(Dataset entries)

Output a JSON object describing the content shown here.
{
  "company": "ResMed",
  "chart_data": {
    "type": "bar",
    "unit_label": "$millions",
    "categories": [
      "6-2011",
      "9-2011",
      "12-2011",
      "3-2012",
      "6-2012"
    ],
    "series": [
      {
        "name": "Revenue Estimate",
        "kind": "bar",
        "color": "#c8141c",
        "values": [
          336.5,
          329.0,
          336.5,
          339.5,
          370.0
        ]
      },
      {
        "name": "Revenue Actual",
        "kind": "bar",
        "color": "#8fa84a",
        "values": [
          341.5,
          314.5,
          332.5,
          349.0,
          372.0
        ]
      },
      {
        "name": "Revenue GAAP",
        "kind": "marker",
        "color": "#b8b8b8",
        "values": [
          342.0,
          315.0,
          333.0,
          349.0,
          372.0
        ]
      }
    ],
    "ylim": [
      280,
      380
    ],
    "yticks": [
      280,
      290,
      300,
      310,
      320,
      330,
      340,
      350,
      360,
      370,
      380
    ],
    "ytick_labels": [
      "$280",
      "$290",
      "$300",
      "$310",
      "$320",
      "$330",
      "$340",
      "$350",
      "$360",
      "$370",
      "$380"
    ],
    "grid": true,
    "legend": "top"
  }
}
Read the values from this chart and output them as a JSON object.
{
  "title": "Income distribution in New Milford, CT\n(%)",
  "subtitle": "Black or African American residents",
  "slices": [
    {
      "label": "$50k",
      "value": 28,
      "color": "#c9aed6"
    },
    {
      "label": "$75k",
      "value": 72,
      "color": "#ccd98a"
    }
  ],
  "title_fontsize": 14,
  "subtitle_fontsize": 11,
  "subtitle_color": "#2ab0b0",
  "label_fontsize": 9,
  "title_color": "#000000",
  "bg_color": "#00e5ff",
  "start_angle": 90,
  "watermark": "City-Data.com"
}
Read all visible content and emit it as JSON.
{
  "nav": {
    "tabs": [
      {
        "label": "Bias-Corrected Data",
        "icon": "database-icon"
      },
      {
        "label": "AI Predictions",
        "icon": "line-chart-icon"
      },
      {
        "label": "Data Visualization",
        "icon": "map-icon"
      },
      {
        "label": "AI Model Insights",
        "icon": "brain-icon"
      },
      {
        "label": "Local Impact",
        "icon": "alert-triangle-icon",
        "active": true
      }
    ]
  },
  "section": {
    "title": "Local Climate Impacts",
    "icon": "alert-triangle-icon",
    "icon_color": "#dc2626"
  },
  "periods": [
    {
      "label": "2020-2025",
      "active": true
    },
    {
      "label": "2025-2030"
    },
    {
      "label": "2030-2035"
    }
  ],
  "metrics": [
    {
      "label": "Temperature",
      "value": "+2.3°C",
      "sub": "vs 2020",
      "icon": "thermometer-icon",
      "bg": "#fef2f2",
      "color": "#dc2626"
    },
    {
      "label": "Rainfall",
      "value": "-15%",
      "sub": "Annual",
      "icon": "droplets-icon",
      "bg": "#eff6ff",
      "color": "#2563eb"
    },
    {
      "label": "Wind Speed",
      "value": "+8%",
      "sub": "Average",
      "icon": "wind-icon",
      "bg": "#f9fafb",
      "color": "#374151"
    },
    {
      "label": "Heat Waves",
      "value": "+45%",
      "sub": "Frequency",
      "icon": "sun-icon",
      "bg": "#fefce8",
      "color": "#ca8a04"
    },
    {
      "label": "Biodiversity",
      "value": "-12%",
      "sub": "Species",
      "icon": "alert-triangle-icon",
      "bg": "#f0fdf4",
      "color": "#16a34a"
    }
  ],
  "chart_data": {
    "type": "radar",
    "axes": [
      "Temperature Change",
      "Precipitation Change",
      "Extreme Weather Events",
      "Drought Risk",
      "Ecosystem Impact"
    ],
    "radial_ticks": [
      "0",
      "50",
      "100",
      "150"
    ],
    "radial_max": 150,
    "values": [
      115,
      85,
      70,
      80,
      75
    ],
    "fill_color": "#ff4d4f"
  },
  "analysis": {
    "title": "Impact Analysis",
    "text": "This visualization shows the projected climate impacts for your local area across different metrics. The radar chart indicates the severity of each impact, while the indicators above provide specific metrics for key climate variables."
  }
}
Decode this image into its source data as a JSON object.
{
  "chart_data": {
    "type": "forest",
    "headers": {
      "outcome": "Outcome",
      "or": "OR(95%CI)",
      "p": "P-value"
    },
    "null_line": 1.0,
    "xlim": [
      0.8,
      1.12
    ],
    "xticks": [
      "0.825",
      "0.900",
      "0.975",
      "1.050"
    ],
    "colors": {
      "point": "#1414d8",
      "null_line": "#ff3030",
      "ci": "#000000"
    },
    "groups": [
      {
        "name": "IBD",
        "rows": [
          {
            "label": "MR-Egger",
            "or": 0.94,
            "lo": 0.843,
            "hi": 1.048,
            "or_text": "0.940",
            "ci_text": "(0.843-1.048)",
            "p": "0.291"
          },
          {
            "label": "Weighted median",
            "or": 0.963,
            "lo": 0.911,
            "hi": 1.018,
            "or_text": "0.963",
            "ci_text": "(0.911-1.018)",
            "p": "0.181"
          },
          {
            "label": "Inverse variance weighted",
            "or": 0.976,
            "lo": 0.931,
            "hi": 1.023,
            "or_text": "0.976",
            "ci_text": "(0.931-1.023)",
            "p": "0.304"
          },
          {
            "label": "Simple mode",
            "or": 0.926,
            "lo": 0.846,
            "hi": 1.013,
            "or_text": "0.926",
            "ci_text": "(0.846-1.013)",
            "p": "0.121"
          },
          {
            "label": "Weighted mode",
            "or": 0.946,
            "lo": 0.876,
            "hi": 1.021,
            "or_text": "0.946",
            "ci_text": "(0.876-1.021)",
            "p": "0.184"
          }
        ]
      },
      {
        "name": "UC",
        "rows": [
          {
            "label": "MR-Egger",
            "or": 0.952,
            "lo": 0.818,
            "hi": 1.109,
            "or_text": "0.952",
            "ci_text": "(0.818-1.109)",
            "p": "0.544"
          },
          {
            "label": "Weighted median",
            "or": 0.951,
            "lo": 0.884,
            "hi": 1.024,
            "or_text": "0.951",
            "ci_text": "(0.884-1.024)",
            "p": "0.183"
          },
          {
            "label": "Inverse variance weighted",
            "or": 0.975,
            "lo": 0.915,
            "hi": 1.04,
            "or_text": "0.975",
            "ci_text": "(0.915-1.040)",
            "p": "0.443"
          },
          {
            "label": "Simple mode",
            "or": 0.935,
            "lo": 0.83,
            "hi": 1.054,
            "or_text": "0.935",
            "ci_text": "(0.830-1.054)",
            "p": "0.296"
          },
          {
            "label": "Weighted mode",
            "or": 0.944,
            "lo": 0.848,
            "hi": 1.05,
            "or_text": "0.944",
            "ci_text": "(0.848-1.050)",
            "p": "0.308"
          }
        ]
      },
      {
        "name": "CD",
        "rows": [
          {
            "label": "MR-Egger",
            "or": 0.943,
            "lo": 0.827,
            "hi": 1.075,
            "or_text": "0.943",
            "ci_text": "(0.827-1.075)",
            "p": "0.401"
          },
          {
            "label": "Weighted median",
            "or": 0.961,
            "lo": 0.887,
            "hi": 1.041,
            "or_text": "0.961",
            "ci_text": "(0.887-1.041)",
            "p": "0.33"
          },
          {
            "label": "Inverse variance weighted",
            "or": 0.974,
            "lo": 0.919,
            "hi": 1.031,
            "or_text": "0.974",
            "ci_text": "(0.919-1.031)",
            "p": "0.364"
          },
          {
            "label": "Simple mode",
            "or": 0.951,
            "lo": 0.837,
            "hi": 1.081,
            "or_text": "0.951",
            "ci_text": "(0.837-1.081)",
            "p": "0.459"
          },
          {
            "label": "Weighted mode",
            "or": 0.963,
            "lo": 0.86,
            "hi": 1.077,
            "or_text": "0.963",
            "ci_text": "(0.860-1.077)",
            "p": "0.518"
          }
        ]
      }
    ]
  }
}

What you have to do ->
Search the lines for the string "Change" and copy every line that has it.

Final result ->
      "Temperature Change",
      "Precipitation Change",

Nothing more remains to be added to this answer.